# [The input]

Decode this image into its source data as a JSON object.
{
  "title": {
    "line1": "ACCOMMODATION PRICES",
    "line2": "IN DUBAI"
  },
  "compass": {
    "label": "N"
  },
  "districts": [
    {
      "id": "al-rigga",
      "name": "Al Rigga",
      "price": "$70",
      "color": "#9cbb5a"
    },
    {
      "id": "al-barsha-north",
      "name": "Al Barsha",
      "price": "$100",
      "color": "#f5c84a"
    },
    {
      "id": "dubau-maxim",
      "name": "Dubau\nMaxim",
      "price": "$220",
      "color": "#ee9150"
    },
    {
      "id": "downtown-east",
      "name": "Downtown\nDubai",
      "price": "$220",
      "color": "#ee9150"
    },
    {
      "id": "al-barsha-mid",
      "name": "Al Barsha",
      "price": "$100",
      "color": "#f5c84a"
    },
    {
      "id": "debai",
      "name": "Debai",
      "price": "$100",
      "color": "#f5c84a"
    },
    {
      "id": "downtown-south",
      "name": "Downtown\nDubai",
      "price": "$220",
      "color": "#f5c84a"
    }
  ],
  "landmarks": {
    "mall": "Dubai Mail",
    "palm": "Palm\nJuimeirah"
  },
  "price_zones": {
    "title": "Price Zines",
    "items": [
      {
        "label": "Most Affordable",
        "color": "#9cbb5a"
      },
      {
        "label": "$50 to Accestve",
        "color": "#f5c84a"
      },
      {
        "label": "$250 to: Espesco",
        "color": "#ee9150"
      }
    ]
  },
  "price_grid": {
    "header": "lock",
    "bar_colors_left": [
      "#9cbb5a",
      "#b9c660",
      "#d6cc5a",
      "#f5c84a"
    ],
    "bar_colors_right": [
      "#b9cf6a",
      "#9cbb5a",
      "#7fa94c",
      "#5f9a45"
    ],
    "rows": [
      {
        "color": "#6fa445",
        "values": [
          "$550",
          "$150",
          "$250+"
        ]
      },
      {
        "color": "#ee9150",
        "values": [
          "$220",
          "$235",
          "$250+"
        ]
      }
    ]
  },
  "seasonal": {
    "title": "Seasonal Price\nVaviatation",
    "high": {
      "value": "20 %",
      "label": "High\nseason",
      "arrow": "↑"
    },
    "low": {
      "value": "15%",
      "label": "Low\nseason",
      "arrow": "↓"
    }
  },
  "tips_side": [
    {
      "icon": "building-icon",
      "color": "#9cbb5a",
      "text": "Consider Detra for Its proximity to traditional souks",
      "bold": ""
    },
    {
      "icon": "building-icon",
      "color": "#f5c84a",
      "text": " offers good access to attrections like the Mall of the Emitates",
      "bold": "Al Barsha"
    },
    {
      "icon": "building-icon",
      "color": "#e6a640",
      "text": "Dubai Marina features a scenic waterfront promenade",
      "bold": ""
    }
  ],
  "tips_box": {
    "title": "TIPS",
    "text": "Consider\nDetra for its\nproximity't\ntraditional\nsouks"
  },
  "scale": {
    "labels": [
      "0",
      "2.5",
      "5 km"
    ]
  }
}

# [Aim]
Recopy the entries above in their entirety, exactly.

# [Output for this task]
Decode this image into its source data as a JSON object.
{
  "title": {
    "line1": "ACCOMMODATION PRICES",
    "line2": "IN DUBAI"
  },
  "compass": {
    "label": "N"
  },
  "districts": [
    {
      "id": "al-rigga",
      "name": "Al Rigga",
      "price": "$70",
      "color": "#9cbb5a"
    },
    {
      "id": "al-barsha-north",
      "name": "Al Barsha",
      "price": "$100",
      "color": "#f5c84a"
    },
    {
      "id": "dubau-maxim",
      "name": "Dubau\nMaxim",
      "price": "$220",
      "color": "#ee9150"
    },
    {
      "id": "downtown-east",
      "name": "Downtown\nDubai",
      "price": "$220",
      "color": "#ee9150"
    },
    {
      "id": "al-barsha-mid",
      "name": "Al Barsha",
      "price": "$100",
      "color": "#f5c84a"
    },
    {
      "id": "debai",
      "name": "Debai",
      "price": "$100",
      "color": "#f5c84a"
    },
    {
      "id": "downtown-south",
      "name": "Downtown\nDubai",
      "price": "$220",
      "color": "#f5c84a"
    }
  ],
  "landmarks": {
    "mall": "Dubai Mail",
    "palm": "Palm\nJuimeirah"
  },
  "price_zones": {
    "title": "Price Zines",
    "items": [
      {
        "label": "Most Affordable",
        "color": "#9cbb5a"
      },
      {
        "label": "$50 to Accestve",
        "color": "#f5c84a"
      },
      {
        "label": "$250 to: Espesco",
        "color": "#ee9150"
      }
    ]
  },
  "price_grid": {
    "header": "lock",
    "bar_colors_left": [
      "#9cbb5a",
      "#b9c660",
      "#d6cc5a",
      "#f5c84a"
    ],
    "bar_colors_right": [
      "#b9cf6a",
      "#9cbb5a",
      "#7fa94c",
      "#5f9a45"
    ],
    "rows": [
      {
        "color": "#6fa445",
        "values": [
          "$550",
          "$150",
          "$250+"
        ]
      },
      {
        "color": "#ee9150",
        "values": [
          "$220",
          "$235",
          "$250+"
        ]
      }
    ]
  },
  "seasonal": {
    "title": "Seasonal Price\nVaviatation",
    "high": {
      "value": "20 %",
      "label": "High\nseason",
      "arrow": "↑"
    },
    "low": {
      "value": "15%",
      "label": "Low\nseason",
      "arrow": "↓"
    }
  },
  "tips_side": [
    {
      "icon": "building-icon",
      "color": "#9cbb5a",
      "text": "Consider Detra for Its proximity to traditional souks",
      "bold": ""
    },
    {
      "icon": "building-icon",
      "color": "#f5c84a",
      "text": " offers good access to attrections like the Mall of the Emitates",
      "bold": "Al Barsha"
    },
    {
      "icon": "building-icon",
      "color": "#e6a640",
      "text": "Dubai Marina features a scenic waterfront promenade",
      "bold": ""
    }
  ],
  "tips_box": {
    "title": "TIPS",
    "text": "Consider\nDetra for its\nproximity't\ntraditional\nsouks"
  },
  "scale": {
    "labels": [
      "0",
      "2.5",
      "5 km"
    ]
  }
}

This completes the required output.